#### [Stored rows]
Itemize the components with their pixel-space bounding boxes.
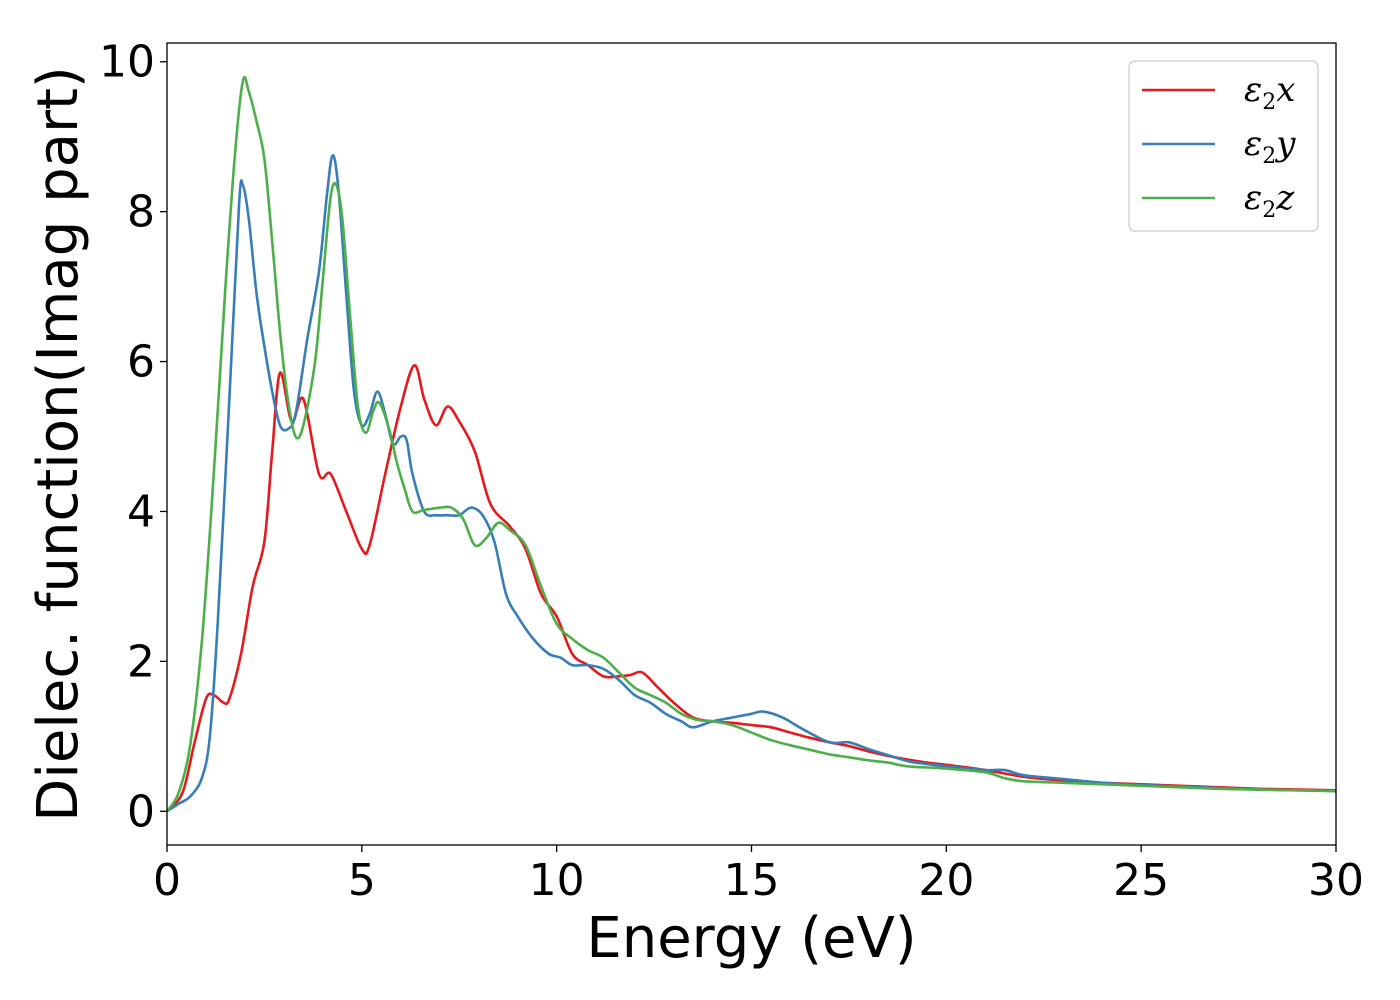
x-tick-label: 5 bbox=[348, 855, 376, 906]
series-line-z bbox=[167, 75, 1336, 813]
legend-box bbox=[1128, 60, 1319, 232]
x-axis: 0 5 10 15 20 25 30 bbox=[153, 845, 1364, 906]
y-tick-label: 6 bbox=[127, 337, 155, 388]
y-tick-label: 8 bbox=[127, 187, 155, 238]
y-tick-label: 10 bbox=[99, 37, 155, 88]
series-layer bbox=[167, 75, 1336, 813]
legend-label: ε2y bbox=[1244, 124, 1296, 169]
x-tick-label: 30 bbox=[1308, 855, 1364, 906]
x-tick-label: 10 bbox=[529, 855, 585, 906]
series-line-x bbox=[167, 363, 1336, 813]
legend: ε2x ε2y ε2z bbox=[1128, 60, 1319, 232]
y-axis-label: Dielec. function(Imag part) bbox=[26, 66, 91, 822]
x-tick-label: 25 bbox=[1113, 855, 1169, 906]
x-tick-label: 0 bbox=[153, 855, 181, 906]
y-tick-label: 0 bbox=[127, 786, 155, 837]
y-tick-label: 4 bbox=[127, 486, 155, 537]
y-tick-label: 2 bbox=[127, 636, 155, 687]
x-axis-label: Energy (eV) bbox=[586, 906, 916, 971]
x-tick-label: 20 bbox=[918, 855, 974, 906]
series-line-y bbox=[167, 154, 1336, 813]
legend-label: ε2z bbox=[1244, 178, 1295, 223]
x-tick-label: 15 bbox=[724, 855, 780, 906]
y-axis: 0 2 4 6 8 10 bbox=[99, 37, 167, 837]
legend-label: ε2x bbox=[1244, 70, 1295, 115]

#### [What is expected]
Reproduce verbatim the lines beginning with the line that contains "x-tick-label: 5 bbox=[348, 855, 376, 906]" and ending with the line that contains "series-layer bbox=[167, 75, 1336, 813]", including both of those lines.

#### [Solution]
x-tick-label: 5 bbox=[348, 855, 376, 906]
series-line-z bbox=[167, 75, 1336, 813]
legend-box bbox=[1128, 60, 1319, 232]
x-axis: 0 5 10 15 20 25 30 bbox=[153, 845, 1364, 906]
y-tick-label: 6 bbox=[127, 337, 155, 388]
y-tick-label: 8 bbox=[127, 187, 155, 238]
y-tick-label: 10 bbox=[99, 37, 155, 88]
series-layer bbox=[167, 75, 1336, 813]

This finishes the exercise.